EXERCISE REQUIREMENTS
1 - Answer these questions using the passage on the study of saints' lives:
(a) In what year did Frantisek Graus publish his study of Merovingian hagiography?
(b) Which scholar wrote Holy Feast and Holy Fast?
(c) Whose "demythologizing" does the passage mention?
2 - For each statement, decide whether the passage on the study of saints' lives supports it. Answer yes or no, and quote the words from the passage that settle it.
(a) Peter Brown's The Cult of the Saints came out in 1987.
(b) Frantisek Graus is described as a Marxist historian.
(c) The passage says the historical approach to the Bible has yielded much knowledge.
3 - Pick up the passage on the study of saints' lives after its last sentence and write the next part.

TEXT BLOCK
## BEGIN
In this effort the natural allies of the Bollandists were and are historians who, for their own reasons, seek to know, understand, and describe the medieval cult of the saints as a fact with cultural, sociological, economic, and political consequences. To this task historians in growing numbers have dedicated themselves, ever since the innovative, Marxist, Czech historian Frantisek Graus (Volk, Herrscher, und Heiliger im Reich der Merowinger. Studeien zur Hagiographie der Merowingenzeit, 1965) demonstrated the usefulness of hagiographic sources for social history. The work of three scholars in the 1980s has proven pivotal: Peter Brown (The Cult of the Saints: Its Rise and Function in Latin Christianity, 1981), Caroline Walker Bynum (Holy Feast and Holy Fast, 1987), and André Vauchez (Sainthood in the Later Middle Ages, 1981). Since then, there has been a flood of important hagiographic studies by historians.

This combined hagiographical enterprise by Bollandists and social historians plainly parallels the modern impulse in biblical criticism to test, verify, and interpret the Bible’s “letter” not principally by the Church’s rule of faith (regula fidei), but historically in time and place as a human work, a cultural product. Much knowledge has been gained by this. By its procedural bracketing, however, of the theological questions of divine inspiration, authorship, and intervention, biblical “higher criticism” casts them into doubt (a process signaled by the “demythologizing” of Rudolf Bultman), even as its “lower criticism” of the text undermines traditional exegesis based (according to the findings of modern scholarship) on errors in transmission, faulty translation, or the verbal concordance of biblical words and phrases stemming from diverse authors, chronological periods, and cultural idioms.
## END
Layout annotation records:
## BEGIN
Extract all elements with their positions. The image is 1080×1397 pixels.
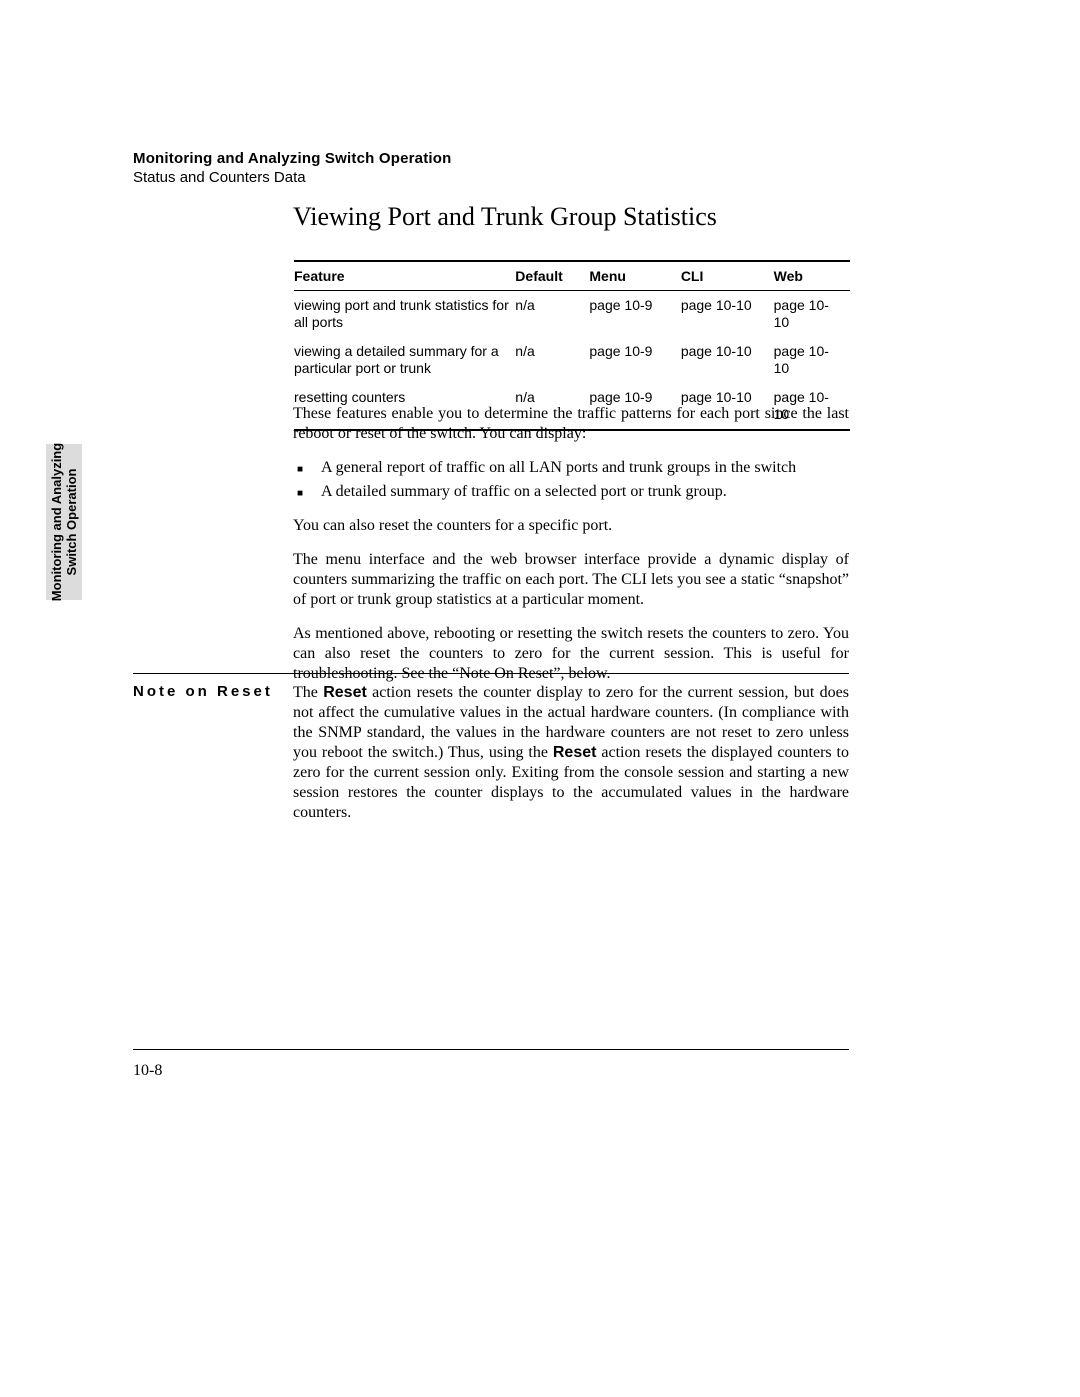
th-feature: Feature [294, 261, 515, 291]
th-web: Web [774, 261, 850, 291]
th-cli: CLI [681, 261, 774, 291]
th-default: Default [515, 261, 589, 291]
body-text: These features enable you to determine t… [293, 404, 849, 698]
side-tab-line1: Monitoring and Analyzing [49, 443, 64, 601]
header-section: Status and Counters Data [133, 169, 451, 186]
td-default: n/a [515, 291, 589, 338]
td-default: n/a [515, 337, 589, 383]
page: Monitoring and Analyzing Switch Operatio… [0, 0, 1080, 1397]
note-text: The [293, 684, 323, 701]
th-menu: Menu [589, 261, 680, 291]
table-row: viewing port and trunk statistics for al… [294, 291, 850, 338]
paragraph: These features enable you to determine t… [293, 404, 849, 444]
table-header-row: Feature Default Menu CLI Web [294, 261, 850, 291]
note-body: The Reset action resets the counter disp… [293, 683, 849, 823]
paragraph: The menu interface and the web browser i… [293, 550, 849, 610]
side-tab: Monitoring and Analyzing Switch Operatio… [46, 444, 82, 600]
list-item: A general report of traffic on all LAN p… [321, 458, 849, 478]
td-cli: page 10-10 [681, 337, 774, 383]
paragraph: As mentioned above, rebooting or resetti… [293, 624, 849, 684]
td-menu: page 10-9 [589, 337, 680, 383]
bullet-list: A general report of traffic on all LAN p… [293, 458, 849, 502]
## END
RESPONSE LIST
1 -
(a) 1965
(b) Caroline Walker Bynum
(c) Rudolf Bultman

2 -
(a) No: "Peter Brown (The Cult of the Saints: Its Rise and Function in Latin Christianity, 1981)"
(b) Yes: "the innovative, Marxist, Czech historian Frantisek Graus"
(c) Yes: "Much knowledge has been gained by this."

3 -
Not surprisingly, therefore, modern historians who narrate the life of a medieval saint resemble biblical scholars in search of the Historical Jesus. Augustine Thompson’s recent Francis of Assisi: A New Biography, for example, uses the earliest sources to construct a minimalist, demythologized account of the founder of the Franciscans. As Thompson says of his own work, “The similarity to Historical Jesus studies is obvious.” The “Historical Francis” that emerges from Thompson’s biography is not, however, the “real Francis.” “My ‘Historical Francis’ . . . is ‘historical,’” writes Thompson, “in that the picture I have painted is the result of historical method, not theological reflection or pious edification.”